RECORDS SUPPLIED ::

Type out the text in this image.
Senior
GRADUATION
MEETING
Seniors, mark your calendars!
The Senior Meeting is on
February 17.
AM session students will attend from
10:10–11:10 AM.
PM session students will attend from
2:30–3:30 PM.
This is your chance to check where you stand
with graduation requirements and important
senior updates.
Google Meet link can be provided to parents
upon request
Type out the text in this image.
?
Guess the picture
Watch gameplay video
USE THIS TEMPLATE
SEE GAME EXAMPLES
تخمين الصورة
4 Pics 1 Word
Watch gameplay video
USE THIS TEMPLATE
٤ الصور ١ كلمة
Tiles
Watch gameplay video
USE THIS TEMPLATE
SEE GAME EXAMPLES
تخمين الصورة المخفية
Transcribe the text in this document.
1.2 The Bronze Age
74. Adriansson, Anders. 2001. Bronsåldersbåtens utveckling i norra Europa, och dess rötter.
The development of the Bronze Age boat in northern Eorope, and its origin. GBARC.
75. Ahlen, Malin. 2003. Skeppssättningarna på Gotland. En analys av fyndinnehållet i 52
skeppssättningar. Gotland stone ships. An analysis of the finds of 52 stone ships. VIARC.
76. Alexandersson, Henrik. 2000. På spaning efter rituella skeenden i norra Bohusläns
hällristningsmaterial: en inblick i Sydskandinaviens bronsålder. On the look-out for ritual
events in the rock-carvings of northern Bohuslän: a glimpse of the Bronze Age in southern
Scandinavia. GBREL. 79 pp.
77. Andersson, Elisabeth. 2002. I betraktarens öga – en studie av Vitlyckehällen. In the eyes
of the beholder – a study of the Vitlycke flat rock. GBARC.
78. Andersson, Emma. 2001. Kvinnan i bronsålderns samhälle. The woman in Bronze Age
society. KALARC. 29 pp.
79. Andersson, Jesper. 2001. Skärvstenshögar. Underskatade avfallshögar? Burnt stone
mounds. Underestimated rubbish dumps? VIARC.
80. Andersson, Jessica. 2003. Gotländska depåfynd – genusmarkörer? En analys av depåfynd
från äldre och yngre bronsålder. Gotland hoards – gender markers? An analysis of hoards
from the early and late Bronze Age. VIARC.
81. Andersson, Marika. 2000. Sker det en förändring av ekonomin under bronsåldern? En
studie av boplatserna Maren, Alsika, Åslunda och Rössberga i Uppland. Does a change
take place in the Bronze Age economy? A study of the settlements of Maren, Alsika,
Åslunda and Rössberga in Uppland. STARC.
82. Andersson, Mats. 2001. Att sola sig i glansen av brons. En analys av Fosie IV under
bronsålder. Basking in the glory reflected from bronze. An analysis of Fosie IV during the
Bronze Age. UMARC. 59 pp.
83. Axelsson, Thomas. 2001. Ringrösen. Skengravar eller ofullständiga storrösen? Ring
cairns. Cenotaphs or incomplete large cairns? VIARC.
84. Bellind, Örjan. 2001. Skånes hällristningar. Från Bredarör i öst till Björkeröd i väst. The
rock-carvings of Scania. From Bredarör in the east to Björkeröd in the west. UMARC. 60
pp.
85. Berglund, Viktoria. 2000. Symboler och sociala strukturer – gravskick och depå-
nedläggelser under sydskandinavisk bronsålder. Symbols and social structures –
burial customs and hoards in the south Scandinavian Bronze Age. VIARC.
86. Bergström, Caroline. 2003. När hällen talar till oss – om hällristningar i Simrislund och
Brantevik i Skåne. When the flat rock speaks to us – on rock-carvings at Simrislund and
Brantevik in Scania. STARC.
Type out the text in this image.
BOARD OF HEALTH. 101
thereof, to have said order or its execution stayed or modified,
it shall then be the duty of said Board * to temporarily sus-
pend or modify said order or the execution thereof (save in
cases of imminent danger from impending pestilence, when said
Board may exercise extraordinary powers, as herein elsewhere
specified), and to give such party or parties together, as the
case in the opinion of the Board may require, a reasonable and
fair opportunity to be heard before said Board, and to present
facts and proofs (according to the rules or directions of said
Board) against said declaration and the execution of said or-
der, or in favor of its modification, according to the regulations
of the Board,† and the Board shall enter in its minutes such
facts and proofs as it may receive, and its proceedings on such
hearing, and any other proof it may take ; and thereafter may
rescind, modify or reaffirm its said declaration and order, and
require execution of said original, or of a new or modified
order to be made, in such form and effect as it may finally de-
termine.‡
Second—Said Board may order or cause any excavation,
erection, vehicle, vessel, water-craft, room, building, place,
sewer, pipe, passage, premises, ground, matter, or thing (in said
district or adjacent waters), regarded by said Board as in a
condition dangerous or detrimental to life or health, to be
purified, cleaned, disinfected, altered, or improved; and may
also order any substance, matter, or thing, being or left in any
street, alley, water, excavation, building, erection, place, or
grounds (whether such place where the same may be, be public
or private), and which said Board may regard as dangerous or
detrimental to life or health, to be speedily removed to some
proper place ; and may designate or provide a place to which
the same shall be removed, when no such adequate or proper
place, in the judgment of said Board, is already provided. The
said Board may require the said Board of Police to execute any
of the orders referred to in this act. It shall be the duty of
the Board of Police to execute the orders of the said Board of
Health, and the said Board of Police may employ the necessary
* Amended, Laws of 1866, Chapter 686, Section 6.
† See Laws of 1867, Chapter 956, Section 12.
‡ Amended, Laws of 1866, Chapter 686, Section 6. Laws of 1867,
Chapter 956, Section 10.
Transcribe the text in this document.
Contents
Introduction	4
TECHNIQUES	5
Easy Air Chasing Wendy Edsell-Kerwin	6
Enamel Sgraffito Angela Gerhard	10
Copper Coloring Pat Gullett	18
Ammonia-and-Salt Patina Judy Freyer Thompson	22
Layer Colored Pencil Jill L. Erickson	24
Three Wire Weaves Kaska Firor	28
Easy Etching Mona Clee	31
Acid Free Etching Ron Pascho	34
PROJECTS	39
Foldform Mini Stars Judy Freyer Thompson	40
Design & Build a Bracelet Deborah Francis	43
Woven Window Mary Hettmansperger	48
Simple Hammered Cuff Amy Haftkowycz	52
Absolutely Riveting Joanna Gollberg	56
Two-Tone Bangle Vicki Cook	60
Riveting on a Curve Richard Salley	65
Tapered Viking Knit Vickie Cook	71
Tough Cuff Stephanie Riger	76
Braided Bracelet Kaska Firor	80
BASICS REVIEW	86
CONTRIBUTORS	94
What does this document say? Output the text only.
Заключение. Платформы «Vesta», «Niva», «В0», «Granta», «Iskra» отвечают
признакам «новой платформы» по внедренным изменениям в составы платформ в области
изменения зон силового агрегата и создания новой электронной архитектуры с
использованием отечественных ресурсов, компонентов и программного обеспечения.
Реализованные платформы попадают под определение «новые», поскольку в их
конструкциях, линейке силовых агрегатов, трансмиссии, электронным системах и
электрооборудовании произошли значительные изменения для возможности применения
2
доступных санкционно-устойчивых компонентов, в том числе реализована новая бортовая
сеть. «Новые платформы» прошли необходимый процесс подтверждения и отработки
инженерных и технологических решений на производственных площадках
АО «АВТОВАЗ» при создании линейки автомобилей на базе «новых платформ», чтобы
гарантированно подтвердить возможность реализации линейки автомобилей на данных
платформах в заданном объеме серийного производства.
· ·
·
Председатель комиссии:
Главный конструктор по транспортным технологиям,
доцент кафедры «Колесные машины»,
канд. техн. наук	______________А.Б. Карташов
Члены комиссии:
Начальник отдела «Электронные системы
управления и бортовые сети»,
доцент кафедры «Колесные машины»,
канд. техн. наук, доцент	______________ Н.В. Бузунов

INSTRUCTIONS TO FOLLOW :: Copy every line of the records above that contains "Thompson".

FINAL RESULT ::
Ammonia-and-Salt Patina Judy Freyer Thompson	22
Foldform Mini Stars Judy Freyer Thompson	40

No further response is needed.